→ SET EXERCISE
Check each line below for the word "Невского", and copy those that have it.
begin
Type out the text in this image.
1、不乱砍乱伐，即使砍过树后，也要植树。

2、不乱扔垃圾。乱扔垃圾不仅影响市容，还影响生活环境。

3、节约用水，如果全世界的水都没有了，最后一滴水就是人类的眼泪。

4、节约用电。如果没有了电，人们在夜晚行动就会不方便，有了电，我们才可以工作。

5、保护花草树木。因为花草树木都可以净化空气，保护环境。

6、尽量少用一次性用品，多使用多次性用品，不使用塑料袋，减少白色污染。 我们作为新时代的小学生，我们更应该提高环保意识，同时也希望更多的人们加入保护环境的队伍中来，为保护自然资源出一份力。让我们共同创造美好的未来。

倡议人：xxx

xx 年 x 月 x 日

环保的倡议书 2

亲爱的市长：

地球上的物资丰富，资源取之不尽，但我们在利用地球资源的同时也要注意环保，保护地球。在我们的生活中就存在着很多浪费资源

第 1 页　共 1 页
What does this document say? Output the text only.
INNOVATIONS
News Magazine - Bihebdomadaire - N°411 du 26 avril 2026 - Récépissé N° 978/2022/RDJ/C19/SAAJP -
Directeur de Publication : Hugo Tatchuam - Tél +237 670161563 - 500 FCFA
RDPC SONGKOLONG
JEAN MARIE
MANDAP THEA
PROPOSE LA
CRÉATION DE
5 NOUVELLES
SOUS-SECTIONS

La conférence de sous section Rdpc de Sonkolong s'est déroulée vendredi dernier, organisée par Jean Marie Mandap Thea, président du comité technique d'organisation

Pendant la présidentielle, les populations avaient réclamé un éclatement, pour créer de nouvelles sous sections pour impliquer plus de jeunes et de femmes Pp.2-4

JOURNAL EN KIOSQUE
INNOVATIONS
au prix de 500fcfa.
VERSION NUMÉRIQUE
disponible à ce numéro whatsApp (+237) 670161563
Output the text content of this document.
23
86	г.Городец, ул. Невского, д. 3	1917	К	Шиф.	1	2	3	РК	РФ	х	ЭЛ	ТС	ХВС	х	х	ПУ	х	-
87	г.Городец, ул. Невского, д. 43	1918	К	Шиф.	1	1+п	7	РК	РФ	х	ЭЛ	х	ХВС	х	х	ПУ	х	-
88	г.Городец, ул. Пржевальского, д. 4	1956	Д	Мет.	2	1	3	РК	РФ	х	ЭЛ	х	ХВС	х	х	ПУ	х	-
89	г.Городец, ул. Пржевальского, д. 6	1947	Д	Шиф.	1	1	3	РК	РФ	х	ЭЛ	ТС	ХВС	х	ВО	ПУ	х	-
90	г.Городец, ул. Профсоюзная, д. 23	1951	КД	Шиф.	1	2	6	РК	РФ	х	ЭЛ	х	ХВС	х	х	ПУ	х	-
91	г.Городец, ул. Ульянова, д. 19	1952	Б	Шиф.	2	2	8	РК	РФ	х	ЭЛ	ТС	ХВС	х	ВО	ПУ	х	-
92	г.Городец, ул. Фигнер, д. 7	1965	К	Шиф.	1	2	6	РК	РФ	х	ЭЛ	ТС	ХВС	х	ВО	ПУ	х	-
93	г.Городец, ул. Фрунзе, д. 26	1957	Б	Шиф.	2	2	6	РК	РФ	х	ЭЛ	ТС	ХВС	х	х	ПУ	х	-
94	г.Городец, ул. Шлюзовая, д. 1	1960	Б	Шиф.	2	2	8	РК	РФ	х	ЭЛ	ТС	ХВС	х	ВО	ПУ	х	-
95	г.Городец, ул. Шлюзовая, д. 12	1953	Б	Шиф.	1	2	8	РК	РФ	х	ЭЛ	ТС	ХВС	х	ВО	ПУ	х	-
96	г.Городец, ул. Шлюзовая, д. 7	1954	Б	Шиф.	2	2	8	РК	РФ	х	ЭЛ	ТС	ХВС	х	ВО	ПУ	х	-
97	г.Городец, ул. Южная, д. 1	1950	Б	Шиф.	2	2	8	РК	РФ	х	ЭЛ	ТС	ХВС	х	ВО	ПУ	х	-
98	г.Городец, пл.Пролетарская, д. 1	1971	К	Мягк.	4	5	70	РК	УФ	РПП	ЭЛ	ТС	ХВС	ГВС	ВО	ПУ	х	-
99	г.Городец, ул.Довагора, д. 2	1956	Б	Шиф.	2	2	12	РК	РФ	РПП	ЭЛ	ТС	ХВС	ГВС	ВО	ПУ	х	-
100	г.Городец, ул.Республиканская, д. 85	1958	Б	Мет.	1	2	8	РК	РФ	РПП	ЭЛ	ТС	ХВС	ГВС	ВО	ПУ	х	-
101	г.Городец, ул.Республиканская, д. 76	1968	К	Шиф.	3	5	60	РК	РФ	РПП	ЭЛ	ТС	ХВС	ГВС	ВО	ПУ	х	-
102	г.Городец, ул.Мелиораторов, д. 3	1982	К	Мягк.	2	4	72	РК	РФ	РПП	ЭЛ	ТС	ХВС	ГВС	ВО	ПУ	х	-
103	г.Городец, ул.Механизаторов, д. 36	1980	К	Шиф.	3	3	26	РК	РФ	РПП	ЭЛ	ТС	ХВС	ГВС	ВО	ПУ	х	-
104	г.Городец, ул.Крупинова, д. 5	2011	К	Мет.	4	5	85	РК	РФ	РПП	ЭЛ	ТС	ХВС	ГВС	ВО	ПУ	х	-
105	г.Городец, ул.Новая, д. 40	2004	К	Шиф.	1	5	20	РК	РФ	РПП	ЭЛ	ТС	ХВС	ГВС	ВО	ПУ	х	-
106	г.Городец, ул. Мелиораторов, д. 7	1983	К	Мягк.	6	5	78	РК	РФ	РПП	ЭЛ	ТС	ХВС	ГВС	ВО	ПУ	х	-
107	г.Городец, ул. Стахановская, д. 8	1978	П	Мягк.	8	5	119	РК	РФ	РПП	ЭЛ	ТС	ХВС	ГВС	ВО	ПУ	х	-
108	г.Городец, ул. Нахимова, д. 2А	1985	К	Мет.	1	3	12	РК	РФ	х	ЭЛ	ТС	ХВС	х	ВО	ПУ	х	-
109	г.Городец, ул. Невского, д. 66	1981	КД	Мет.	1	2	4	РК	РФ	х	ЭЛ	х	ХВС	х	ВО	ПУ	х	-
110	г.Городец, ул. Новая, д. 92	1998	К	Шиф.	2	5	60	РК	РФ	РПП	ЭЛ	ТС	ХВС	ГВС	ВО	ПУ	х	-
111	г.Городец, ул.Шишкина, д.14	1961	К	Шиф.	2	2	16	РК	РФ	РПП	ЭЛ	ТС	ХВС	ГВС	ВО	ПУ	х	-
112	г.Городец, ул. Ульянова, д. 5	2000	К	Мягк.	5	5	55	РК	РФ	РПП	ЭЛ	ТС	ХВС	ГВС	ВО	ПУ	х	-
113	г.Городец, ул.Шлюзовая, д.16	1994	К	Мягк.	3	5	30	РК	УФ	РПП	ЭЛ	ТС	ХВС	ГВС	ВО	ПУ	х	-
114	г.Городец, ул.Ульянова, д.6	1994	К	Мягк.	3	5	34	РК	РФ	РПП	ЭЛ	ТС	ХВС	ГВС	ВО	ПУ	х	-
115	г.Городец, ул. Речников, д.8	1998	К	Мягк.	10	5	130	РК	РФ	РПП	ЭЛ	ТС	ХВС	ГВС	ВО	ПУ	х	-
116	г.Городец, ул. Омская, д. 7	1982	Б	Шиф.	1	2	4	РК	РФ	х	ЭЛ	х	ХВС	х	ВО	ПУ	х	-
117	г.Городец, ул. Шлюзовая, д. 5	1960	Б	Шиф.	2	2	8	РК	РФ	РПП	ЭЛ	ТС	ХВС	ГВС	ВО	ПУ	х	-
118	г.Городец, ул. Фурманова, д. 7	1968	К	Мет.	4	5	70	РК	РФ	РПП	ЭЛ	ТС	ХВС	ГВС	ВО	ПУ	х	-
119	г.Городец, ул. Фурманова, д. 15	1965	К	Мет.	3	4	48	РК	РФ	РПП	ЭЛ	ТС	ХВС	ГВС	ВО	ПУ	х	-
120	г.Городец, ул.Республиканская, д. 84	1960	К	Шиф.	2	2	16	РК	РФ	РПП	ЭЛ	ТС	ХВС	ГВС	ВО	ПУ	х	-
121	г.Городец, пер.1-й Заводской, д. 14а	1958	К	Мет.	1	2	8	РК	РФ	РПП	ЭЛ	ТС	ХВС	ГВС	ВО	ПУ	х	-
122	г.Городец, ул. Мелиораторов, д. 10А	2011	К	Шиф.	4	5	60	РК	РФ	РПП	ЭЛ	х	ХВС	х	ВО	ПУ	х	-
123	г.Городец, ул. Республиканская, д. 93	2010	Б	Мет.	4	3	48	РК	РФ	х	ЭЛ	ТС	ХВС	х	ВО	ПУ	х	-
end
→ RESULT BELOW
86	г.Городец, ул. Невского, д. 3	1917	К	Шиф.	1	2	3	РК	РФ	х	ЭЛ	ТС	ХВС	х	х	ПУ	х	-
87	г.Городец, ул. Невского, д. 43	1918	К	Шиф.	1	1+п	7	РК	РФ	х	ЭЛ	х	ХВС	х	х	ПУ	х	-
109	г.Городец, ул. Невского, д. 66	1981	КД	Мет.	1	2	4	РК	РФ	х	ЭЛ	х	ХВС	х	ВО	ПУ	х	-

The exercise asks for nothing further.